*Direction*: Check every line of the data below for the string "development", and copy the ones that hold it.

Data entries:

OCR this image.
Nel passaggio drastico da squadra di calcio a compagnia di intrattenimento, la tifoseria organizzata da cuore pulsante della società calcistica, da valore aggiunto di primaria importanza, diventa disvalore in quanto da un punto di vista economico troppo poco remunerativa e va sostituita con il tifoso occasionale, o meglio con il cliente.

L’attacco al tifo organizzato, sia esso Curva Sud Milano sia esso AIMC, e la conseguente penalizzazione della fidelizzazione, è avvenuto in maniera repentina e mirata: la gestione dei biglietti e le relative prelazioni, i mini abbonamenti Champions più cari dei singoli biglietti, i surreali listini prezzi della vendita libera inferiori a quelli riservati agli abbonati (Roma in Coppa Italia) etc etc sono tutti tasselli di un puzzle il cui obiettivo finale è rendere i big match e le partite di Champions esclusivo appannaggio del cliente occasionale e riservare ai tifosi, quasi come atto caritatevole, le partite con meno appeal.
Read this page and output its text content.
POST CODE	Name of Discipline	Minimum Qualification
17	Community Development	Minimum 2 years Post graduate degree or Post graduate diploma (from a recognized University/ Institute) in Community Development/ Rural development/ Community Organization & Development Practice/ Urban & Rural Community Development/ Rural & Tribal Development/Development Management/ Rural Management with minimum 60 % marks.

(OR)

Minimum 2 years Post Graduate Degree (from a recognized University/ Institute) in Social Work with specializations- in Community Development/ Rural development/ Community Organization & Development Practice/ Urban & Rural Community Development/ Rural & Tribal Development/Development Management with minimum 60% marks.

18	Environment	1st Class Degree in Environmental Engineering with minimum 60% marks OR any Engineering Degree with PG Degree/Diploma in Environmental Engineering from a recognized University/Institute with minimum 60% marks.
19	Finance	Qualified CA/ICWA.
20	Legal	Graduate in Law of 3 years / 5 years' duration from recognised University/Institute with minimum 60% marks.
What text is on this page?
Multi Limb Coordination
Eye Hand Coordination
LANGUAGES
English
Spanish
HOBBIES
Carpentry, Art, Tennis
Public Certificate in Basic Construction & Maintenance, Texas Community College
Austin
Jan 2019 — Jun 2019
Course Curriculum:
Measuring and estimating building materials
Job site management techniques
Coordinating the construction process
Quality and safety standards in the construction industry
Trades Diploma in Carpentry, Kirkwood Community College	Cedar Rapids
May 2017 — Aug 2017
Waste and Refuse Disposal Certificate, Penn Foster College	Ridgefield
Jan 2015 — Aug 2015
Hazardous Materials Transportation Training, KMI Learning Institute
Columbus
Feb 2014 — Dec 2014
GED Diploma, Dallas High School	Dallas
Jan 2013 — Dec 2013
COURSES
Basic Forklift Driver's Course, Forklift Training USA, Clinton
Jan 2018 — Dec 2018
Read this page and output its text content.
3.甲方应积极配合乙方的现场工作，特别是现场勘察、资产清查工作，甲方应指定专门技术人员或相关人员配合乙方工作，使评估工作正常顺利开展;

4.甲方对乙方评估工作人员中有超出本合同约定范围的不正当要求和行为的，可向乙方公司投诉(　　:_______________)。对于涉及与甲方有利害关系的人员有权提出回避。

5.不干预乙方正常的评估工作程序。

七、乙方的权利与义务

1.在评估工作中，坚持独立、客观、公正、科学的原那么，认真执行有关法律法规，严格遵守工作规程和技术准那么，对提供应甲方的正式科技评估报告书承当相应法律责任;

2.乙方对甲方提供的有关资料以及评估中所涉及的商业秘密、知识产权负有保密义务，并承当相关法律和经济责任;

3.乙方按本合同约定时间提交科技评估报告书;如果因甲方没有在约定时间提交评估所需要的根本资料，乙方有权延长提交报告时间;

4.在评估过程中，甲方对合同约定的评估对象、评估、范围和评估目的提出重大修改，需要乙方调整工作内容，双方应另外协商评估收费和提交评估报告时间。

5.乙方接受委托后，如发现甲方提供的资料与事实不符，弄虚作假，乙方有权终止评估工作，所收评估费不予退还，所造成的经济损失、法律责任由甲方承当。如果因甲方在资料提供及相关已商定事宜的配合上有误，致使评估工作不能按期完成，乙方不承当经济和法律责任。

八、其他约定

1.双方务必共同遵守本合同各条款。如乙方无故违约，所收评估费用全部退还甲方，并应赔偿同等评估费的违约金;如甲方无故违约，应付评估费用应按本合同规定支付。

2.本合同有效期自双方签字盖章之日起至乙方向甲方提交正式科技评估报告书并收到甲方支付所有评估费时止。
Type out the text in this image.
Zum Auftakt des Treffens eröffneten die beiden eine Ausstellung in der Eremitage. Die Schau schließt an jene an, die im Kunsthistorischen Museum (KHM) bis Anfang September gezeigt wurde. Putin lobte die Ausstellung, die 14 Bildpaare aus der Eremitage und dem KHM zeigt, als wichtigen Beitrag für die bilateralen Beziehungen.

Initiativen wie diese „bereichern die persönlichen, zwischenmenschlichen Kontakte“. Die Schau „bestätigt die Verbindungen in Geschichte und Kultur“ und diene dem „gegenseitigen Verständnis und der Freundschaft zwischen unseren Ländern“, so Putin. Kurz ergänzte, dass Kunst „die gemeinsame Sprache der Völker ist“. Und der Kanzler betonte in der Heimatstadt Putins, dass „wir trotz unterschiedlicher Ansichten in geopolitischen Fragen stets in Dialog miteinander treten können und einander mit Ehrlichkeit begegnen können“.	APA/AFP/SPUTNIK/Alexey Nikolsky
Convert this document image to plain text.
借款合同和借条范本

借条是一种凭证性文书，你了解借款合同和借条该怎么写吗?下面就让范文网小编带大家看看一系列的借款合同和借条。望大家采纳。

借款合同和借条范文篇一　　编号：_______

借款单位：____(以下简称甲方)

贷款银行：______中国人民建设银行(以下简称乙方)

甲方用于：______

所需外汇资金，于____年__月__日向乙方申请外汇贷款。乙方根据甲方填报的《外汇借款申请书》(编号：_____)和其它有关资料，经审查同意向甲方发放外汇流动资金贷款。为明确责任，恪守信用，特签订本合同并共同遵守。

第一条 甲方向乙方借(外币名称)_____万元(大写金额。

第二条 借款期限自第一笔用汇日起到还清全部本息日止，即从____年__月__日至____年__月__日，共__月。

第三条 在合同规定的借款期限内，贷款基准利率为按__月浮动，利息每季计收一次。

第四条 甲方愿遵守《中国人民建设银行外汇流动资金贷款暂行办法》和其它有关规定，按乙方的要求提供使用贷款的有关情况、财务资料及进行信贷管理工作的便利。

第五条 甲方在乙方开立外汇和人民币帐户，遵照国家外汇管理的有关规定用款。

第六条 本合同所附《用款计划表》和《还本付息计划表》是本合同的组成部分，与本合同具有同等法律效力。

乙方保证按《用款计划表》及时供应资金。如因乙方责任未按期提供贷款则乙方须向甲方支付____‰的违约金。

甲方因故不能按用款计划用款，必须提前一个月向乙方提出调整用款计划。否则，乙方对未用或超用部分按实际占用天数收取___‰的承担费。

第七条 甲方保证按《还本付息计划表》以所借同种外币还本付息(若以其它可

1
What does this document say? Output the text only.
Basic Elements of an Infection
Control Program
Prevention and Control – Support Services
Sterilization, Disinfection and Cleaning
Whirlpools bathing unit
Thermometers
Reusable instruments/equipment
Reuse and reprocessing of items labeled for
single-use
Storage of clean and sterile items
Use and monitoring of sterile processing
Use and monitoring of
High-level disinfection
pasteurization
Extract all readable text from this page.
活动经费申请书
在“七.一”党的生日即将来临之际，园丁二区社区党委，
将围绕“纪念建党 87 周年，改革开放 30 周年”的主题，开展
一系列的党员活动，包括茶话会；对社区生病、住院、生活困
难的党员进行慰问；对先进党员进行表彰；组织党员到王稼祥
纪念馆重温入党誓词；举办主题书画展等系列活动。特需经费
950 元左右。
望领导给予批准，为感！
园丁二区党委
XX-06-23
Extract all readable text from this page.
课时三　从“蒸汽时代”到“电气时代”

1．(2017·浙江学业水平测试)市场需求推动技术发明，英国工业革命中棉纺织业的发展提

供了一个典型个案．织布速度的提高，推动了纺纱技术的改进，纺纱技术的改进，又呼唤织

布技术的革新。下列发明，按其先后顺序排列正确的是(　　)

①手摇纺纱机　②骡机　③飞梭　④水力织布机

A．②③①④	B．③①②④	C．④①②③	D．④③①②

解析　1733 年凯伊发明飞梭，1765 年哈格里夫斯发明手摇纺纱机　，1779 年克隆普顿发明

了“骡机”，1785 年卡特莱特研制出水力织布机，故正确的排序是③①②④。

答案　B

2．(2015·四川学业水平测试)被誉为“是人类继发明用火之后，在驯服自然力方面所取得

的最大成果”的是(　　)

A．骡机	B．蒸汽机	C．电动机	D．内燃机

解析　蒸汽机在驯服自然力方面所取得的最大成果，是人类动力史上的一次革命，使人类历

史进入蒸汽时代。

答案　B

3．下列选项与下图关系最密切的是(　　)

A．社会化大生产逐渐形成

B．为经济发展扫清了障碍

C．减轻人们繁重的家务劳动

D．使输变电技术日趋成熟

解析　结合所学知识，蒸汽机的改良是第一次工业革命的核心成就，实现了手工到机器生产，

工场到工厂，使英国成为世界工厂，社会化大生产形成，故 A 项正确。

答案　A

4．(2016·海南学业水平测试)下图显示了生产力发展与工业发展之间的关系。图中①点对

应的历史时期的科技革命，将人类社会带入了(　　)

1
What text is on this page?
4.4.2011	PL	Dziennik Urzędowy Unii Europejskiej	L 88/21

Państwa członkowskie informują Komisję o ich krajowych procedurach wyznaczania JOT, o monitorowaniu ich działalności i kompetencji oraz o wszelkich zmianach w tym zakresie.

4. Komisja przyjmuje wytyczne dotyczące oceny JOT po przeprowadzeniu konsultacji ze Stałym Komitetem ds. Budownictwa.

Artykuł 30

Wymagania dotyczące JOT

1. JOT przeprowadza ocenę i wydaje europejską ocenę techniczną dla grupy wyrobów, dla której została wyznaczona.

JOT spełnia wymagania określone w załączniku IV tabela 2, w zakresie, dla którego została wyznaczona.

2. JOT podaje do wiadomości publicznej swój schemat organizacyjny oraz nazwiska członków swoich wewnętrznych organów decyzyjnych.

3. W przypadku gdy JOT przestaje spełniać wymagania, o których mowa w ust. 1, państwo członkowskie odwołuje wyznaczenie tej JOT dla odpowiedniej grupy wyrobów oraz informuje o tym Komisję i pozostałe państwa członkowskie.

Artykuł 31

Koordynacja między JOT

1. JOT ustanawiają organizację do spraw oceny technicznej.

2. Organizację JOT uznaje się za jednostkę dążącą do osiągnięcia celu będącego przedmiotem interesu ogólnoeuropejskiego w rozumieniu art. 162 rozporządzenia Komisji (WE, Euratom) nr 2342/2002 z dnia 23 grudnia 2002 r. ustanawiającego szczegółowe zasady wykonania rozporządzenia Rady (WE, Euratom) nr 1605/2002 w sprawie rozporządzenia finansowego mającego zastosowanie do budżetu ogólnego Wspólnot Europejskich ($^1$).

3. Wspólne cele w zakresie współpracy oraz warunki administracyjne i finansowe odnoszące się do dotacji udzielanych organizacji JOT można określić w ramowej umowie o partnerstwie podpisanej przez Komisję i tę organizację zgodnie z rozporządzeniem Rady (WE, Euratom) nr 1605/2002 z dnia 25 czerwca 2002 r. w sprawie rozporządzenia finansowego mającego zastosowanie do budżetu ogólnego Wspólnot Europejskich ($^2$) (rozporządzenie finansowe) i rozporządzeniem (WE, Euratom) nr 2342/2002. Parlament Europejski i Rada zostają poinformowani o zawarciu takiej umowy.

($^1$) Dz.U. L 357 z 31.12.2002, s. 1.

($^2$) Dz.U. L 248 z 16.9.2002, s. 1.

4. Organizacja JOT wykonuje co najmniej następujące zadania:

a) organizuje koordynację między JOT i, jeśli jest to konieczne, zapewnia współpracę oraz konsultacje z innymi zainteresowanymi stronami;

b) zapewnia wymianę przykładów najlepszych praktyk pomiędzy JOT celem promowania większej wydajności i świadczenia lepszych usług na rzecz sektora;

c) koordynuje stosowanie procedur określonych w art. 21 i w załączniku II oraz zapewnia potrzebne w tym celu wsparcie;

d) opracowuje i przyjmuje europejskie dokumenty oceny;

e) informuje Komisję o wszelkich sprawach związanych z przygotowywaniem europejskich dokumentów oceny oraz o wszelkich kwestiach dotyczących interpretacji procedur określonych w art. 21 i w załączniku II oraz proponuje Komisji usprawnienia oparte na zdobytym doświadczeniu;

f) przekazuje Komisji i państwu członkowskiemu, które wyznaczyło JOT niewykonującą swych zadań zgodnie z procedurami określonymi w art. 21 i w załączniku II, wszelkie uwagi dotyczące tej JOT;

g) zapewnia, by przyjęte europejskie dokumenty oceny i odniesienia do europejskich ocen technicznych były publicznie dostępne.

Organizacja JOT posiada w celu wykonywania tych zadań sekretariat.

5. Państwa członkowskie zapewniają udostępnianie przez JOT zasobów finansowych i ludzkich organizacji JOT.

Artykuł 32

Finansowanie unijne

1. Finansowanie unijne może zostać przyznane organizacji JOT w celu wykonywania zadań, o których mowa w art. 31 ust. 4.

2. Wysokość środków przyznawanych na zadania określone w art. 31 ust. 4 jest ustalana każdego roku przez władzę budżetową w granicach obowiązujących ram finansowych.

*Answer to the exercise*:
17	Community Development	Minimum 2 years Post graduate degree or Post graduate diploma (from a recognized University/ Institute) in Community Development/ Rural development/ Community Organization & Development Practice/ Urban & Rural Community Development/ Rural & Tribal Development/Development Management/ Rural Management with minimum 60 % marks.
Minimum 2 years Post Graduate Degree (from a recognized University/ Institute) in Social Work with specializations- in Community Development/ Rural development/ Community Organization & Development Practice/ Urban & Rural Community Development/ Rural & Tribal Development/Development Management with minimum 60% marks.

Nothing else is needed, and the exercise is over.